Would you return the complete listing below word for word?
── EXCERPTED RECORDS ──
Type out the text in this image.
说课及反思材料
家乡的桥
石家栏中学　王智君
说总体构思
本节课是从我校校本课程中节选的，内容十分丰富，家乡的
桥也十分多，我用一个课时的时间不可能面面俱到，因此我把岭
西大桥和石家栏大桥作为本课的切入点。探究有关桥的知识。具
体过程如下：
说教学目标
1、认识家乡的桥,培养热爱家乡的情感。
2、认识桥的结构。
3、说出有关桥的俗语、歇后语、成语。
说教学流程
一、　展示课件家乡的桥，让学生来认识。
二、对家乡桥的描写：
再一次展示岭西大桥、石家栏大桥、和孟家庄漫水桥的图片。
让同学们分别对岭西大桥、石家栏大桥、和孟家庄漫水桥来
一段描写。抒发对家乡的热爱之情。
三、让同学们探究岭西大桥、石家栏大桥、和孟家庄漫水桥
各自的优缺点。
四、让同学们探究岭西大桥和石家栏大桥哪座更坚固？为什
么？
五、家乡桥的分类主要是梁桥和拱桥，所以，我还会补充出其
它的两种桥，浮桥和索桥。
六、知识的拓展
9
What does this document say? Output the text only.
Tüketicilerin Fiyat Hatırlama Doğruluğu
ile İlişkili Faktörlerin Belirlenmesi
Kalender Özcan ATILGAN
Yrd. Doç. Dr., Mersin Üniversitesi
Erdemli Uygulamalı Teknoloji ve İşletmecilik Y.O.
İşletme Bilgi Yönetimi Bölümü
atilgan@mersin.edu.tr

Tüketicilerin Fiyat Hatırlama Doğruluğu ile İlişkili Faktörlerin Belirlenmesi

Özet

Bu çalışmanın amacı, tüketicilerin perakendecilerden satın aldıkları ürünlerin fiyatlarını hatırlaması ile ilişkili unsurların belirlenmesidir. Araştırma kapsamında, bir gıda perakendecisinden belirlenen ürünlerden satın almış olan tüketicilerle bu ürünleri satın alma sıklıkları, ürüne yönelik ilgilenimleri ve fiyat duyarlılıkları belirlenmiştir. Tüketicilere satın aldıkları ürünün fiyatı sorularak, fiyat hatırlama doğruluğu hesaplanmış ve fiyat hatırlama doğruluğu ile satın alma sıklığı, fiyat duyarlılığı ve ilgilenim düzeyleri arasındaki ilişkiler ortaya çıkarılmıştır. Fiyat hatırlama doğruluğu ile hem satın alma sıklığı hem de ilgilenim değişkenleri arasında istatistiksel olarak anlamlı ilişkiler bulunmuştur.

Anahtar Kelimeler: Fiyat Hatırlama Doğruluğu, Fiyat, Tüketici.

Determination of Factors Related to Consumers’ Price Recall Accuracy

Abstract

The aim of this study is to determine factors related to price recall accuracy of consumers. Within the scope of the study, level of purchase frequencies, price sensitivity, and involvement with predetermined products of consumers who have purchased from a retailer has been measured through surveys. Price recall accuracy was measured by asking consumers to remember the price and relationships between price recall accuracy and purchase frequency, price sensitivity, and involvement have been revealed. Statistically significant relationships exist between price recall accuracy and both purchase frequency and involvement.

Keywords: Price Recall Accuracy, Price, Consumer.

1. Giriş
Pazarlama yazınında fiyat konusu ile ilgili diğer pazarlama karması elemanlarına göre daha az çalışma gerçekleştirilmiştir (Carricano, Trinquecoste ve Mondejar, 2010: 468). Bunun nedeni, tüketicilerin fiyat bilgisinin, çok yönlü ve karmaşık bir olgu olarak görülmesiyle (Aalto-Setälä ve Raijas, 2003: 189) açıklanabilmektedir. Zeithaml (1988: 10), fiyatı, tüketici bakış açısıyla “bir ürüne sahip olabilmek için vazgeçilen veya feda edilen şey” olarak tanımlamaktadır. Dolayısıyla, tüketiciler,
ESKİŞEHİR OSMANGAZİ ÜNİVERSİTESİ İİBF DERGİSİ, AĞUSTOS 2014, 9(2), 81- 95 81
───
→ FINAL ANSWER:
Type out the text in this image.
说课及反思材料
家乡的桥
石家栏中学　王智君
说总体构思
本节课是从我校校本课程中节选的，内容十分丰富，家乡的
桥也十分多，我用一个课时的时间不可能面面俱到，因此我把岭
西大桥和石家栏大桥作为本课的切入点。探究有关桥的知识。具
体过程如下：
说教学目标
1、认识家乡的桥,培养热爱家乡的情感。
2、认识桥的结构。
3、说出有关桥的俗语、歇后语、成语。
说教学流程
一、　展示课件家乡的桥，让学生来认识。
二、对家乡桥的描写：
再一次展示岭西大桥、石家栏大桥、和孟家庄漫水桥的图片。
让同学们分别对岭西大桥、石家栏大桥、和孟家庄漫水桥来
一段描写。抒发对家乡的热爱之情。
三、让同学们探究岭西大桥、石家栏大桥、和孟家庄漫水桥
各自的优缺点。
四、让同学们探究岭西大桥和石家栏大桥哪座更坚固？为什
么？
五、家乡桥的分类主要是梁桥和拱桥，所以，我还会补充出其
它的两种桥，浮桥和索桥。
六、知识的拓展
9
What does this document say? Output the text only.
Tüketicilerin Fiyat Hatırlama Doğruluğu
ile İlişkili Faktörlerin Belirlenmesi
Kalender Özcan ATILGAN
Yrd. Doç. Dr., Mersin Üniversitesi
Erdemli Uygulamalı Teknoloji ve İşletmecilik Y.O.
İşletme Bilgi Yönetimi Bölümü
atilgan@mersin.edu.tr

Tüketicilerin Fiyat Hatırlama Doğruluğu ile İlişkili Faktörlerin Belirlenmesi

Özet

Bu çalışmanın amacı, tüketicilerin perakendecilerden satın aldıkları ürünlerin fiyatlarını hatırlaması ile ilişkili unsurların belirlenmesidir. Araştırma kapsamında, bir gıda perakendecisinden belirlenen ürünlerden satın almış olan tüketicilerle bu ürünleri satın alma sıklıkları, ürüne yönelik ilgilenimleri ve fiyat duyarlılıkları belirlenmiştir. Tüketicilere satın aldıkları ürünün fiyatı sorularak, fiyat hatırlama doğruluğu hesaplanmış ve fiyat hatırlama doğruluğu ile satın alma sıklığı, fiyat duyarlılığı ve ilgilenim düzeyleri arasındaki ilişkiler ortaya çıkarılmıştır. Fiyat hatırlama doğruluğu ile hem satın alma sıklığı hem de ilgilenim değişkenleri arasında istatistiksel olarak anlamlı ilişkiler bulunmuştur.

Anahtar Kelimeler: Fiyat Hatırlama Doğruluğu, Fiyat, Tüketici.

Determination of Factors Related to Consumers’ Price Recall Accuracy

Abstract

The aim of this study is to determine factors related to price recall accuracy of consumers. Within the scope of the study, level of purchase frequencies, price sensitivity, and involvement with predetermined products of consumers who have purchased from a retailer has been measured through surveys. Price recall accuracy was measured by asking consumers to remember the price and relationships between price recall accuracy and purchase frequency, price sensitivity, and involvement have been revealed. Statistically significant relationships exist between price recall accuracy and both purchase frequency and involvement.

Keywords: Price Recall Accuracy, Price, Consumer.

1. Giriş
Pazarlama yazınında fiyat konusu ile ilgili diğer pazarlama karması elemanlarına göre daha az çalışma gerçekleştirilmiştir (Carricano, Trinquecoste ve Mondejar, 2010: 468). Bunun nedeni, tüketicilerin fiyat bilgisinin, çok yönlü ve karmaşık bir olgu olarak görülmesiyle (Aalto-Setälä ve Raijas, 2003: 189) açıklanabilmektedir. Zeithaml (1988: 10), fiyatı, tüketici bakış açısıyla “bir ürüne sahip olabilmek için vazgeçilen veya feda edilen şey” olarak tanımlamaktadır. Dolayısıyla, tüketiciler,
ESKİŞEHİR OSMANGAZİ ÜNİVERSİTESİ İİBF DERGİSİ, AĞUSTOS 2014, 9(2), 81- 95 81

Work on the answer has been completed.